- Recorded data
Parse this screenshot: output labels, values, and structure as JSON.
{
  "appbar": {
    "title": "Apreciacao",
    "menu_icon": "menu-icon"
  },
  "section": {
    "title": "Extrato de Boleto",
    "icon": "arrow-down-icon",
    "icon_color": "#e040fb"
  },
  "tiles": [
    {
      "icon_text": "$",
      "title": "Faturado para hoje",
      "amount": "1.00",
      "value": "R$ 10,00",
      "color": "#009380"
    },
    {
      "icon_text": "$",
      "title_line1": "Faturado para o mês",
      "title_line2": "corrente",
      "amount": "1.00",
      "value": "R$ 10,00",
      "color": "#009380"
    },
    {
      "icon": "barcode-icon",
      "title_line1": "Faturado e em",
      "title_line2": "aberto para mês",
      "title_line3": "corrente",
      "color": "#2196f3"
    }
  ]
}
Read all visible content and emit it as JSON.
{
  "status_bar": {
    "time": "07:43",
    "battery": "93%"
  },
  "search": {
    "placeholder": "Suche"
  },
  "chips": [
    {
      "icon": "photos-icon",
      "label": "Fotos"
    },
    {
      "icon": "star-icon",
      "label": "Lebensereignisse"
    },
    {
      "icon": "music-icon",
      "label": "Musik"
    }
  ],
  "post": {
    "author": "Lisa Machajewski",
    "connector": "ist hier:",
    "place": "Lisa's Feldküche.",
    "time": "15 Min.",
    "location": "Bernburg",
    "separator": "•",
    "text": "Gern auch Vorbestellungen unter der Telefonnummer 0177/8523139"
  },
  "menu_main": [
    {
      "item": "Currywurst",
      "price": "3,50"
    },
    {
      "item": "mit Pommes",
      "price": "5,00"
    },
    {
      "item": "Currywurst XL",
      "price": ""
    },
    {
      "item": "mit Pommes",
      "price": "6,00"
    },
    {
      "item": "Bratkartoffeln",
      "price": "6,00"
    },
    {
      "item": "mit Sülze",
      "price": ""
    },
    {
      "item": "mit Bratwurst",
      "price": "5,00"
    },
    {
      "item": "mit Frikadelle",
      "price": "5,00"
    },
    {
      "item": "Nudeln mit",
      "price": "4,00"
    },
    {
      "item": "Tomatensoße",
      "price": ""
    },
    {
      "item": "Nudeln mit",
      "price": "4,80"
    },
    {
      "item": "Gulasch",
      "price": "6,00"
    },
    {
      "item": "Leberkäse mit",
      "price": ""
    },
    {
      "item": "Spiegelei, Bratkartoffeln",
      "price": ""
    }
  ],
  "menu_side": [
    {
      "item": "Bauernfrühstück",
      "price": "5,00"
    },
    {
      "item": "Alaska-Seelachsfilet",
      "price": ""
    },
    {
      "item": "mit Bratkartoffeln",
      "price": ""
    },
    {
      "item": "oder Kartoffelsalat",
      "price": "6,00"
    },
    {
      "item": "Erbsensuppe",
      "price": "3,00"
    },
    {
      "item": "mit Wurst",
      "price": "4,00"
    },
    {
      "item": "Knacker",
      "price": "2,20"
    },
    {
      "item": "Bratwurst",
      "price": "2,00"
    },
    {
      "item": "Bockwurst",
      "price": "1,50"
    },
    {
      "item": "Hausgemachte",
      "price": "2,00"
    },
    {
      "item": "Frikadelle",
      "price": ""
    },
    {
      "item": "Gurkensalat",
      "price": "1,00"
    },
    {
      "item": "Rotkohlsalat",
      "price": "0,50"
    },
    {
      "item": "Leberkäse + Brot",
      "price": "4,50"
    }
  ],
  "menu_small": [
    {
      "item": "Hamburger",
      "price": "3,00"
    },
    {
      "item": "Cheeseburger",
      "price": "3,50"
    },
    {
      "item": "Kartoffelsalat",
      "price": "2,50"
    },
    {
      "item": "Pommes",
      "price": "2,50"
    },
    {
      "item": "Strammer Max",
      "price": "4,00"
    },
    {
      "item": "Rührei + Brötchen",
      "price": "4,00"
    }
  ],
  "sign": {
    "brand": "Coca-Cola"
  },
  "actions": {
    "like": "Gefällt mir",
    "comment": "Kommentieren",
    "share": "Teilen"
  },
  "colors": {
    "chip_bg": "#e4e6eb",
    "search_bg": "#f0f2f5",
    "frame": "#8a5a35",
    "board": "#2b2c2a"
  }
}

- Prompt
Tally the lines above that contain the word "Leberkäse", and reply with only the number.

- Output for this task
2